======== AVAILABLE DATA

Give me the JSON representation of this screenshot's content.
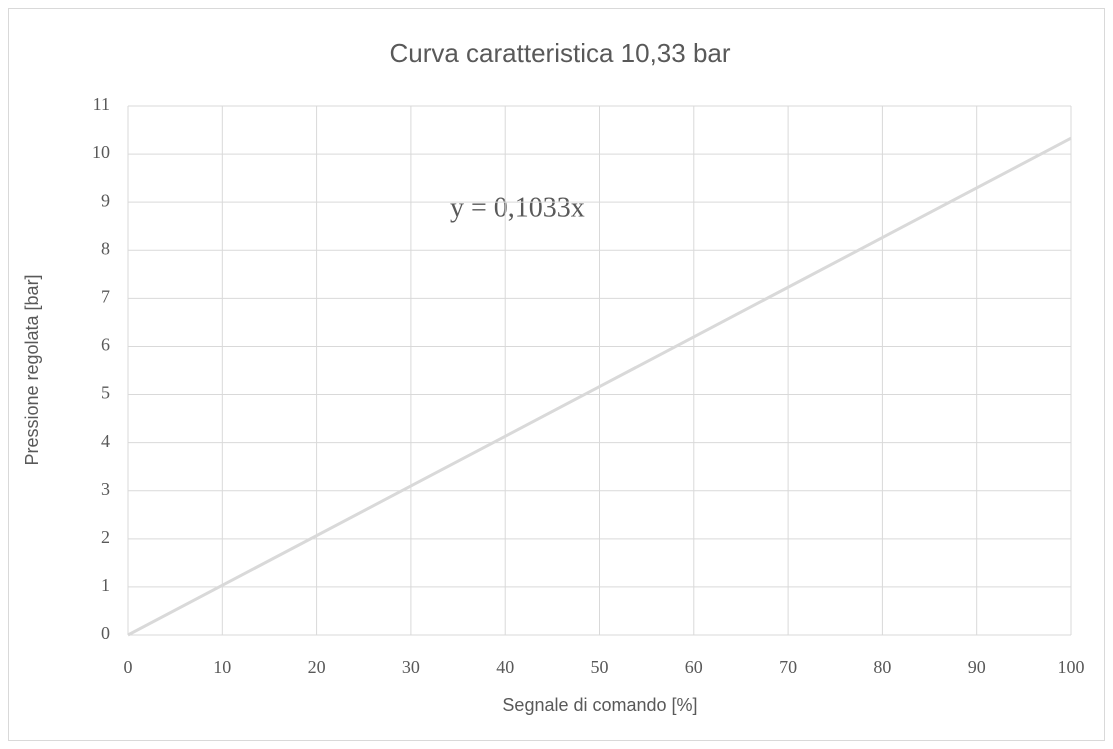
{
  "chart_data": {
    "type": "line",
    "title": "Curva caratteristica 10,33 bar",
    "x_label": "Segnale di comando [%]",
    "y_label": "Pressione regolata [bar]",
    "annotation": "y = 0,1033x",
    "x": [
      0,
      100
    ],
    "values": [
      0,
      10.33
    ],
    "color": "#d9d9d9",
    "xlim": [
      0,
      100
    ],
    "xticks": [
      0,
      10,
      20,
      30,
      40,
      50,
      60,
      70,
      80,
      90,
      100
    ],
    "ylim": [
      0,
      11
    ],
    "yticks": [
      0,
      1,
      2,
      3,
      4,
      5,
      6,
      7,
      8,
      9,
      10,
      11
    ],
    "grid": true
  }
}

================

- [EXERCISE AIM]: Set down the complete material exactly, but do not include the images.

- [SOLUTION]:
Give me the JSON representation of this screenshot's content.
{
  "chart_data": {
    "type": "line",
    "title": "Curva caratteristica 10,33 bar",
    "x_label": "Segnale di comando [%]",
    "y_label": "Pressione regolata [bar]",
    "annotation": "y = 0,1033x",
    "x": [
      0,
      100
    ],
    "values": [
      0,
      10.33
    ],
    "color": "#d9d9d9",
    "xlim": [
      0,
      100
    ],
    "xticks": [
      0,
      10,
      20,
      30,
      40,
      50,
      60,
      70,
      80,
      90,
      100
    ],
    "ylim": [
      0,
      11
    ],
    "yticks": [
      0,
      1,
      2,
      3,
      4,
      5,
      6,
      7,
      8,
      9,
      10,
      11
    ],
    "grid": true
  }
}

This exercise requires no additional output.